WHAT YOU NEED TO DO. Your task is to copy the material exactly.
╭─ SUPPLIED RECORDS
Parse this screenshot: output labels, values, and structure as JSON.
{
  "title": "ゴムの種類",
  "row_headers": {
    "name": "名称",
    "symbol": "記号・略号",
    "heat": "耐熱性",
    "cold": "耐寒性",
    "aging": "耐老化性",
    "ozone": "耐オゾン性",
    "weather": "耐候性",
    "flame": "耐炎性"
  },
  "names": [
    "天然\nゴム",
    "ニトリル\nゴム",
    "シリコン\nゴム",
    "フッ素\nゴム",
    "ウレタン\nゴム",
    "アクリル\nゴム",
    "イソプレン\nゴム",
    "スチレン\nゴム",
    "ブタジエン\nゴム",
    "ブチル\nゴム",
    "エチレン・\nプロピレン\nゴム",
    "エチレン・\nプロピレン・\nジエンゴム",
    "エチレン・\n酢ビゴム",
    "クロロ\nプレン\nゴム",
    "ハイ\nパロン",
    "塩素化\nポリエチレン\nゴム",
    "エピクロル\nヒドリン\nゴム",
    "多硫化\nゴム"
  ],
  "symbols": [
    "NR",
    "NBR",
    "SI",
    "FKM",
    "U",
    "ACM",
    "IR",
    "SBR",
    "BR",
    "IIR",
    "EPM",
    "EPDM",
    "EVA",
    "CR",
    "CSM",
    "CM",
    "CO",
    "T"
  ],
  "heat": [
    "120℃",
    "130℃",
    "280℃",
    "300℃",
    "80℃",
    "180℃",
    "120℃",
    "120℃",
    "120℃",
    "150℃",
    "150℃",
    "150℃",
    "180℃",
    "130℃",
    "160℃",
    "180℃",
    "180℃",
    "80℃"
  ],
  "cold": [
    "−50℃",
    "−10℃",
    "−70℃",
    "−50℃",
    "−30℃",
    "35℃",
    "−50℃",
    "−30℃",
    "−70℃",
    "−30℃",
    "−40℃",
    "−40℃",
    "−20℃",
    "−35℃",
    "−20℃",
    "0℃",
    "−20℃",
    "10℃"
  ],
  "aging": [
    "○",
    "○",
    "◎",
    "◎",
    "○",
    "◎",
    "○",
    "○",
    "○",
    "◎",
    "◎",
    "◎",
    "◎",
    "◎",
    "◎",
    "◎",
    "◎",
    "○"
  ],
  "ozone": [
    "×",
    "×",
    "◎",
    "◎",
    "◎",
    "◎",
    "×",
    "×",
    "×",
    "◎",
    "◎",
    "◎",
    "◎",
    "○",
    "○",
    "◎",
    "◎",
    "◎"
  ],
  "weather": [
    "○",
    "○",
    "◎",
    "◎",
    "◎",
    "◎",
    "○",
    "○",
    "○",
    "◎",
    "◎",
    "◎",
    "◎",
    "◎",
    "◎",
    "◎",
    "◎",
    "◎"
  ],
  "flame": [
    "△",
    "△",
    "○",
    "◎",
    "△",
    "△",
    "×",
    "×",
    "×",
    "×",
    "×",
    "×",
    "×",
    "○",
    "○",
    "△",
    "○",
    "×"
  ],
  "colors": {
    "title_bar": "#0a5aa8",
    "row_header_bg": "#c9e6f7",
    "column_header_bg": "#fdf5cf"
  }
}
╰─
CORRECT ANSWER.
Parse this screenshot: output labels, values, and structure as JSON.
{
  "title": "ゴムの種類",
  "row_headers": {
    "name": "名称",
    "symbol": "記号・略号",
    "heat": "耐熱性",
    "cold": "耐寒性",
    "aging": "耐老化性",
    "ozone": "耐オゾン性",
    "weather": "耐候性",
    "flame": "耐炎性"
  },
  "names": [
    "天然\nゴム",
    "ニトリル\nゴム",
    "シリコン\nゴム",
    "フッ素\nゴム",
    "ウレタン\nゴム",
    "アクリル\nゴム",
    "イソプレン\nゴム",
    "スチレン\nゴム",
    "ブタジエン\nゴム",
    "ブチル\nゴム",
    "エチレン・\nプロピレン\nゴム",
    "エチレン・\nプロピレン・\nジエンゴム",
    "エチレン・\n酢ビゴム",
    "クロロ\nプレン\nゴム",
    "ハイ\nパロン",
    "塩素化\nポリエチレン\nゴム",
    "エピクロル\nヒドリン\nゴム",
    "多硫化\nゴム"
  ],
  "symbols": [
    "NR",
    "NBR",
    "SI",
    "FKM",
    "U",
    "ACM",
    "IR",
    "SBR",
    "BR",
    "IIR",
    "EPM",
    "EPDM",
    "EVA",
    "CR",
    "CSM",
    "CM",
    "CO",
    "T"
  ],
  "heat": [
    "120℃",
    "130℃",
    "280℃",
    "300℃",
    "80℃",
    "180℃",
    "120℃",
    "120℃",
    "120℃",
    "150℃",
    "150℃",
    "150℃",
    "180℃",
    "130℃",
    "160℃",
    "180℃",
    "180℃",
    "80℃"
  ],
  "cold": [
    "−50℃",
    "−10℃",
    "−70℃",
    "−50℃",
    "−30℃",
    "35℃",
    "−50℃",
    "−30℃",
    "−70℃",
    "−30℃",
    "−40℃",
    "−40℃",
    "−20℃",
    "−35℃",
    "−20℃",
    "0℃",
    "−20℃",
    "10℃"
  ],
  "aging": [
    "○",
    "○",
    "◎",
    "◎",
    "○",
    "◎",
    "○",
    "○",
    "○",
    "◎",
    "◎",
    "◎",
    "◎",
    "◎",
    "◎",
    "◎",
    "◎",
    "○"
  ],
  "ozone": [
    "×",
    "×",
    "◎",
    "◎",
    "◎",
    "◎",
    "×",
    "×",
    "×",
    "◎",
    "◎",
    "◎",
    "◎",
    "○",
    "○",
    "◎",
    "◎",
    "◎"
  ],
  "weather": [
    "○",
    "○",
    "◎",
    "◎",
    "◎",
    "◎",
    "○",
    "○",
    "○",
    "◎",
    "◎",
    "◎",
    "◎",
    "◎",
    "◎",
    "◎",
    "◎",
    "◎"
  ],
  "flame": [
    "△",
    "△",
    "○",
    "◎",
    "△",
    "△",
    "×",
    "×",
    "×",
    "×",
    "×",
    "×",
    "×",
    "○",
    "○",
    "△",
    "○",
    "×"
  ],
  "colors": {
    "title_bar": "#0a5aa8",
    "row_header_bg": "#c9e6f7",
    "column_header_bg": "#fdf5cf"
  }
}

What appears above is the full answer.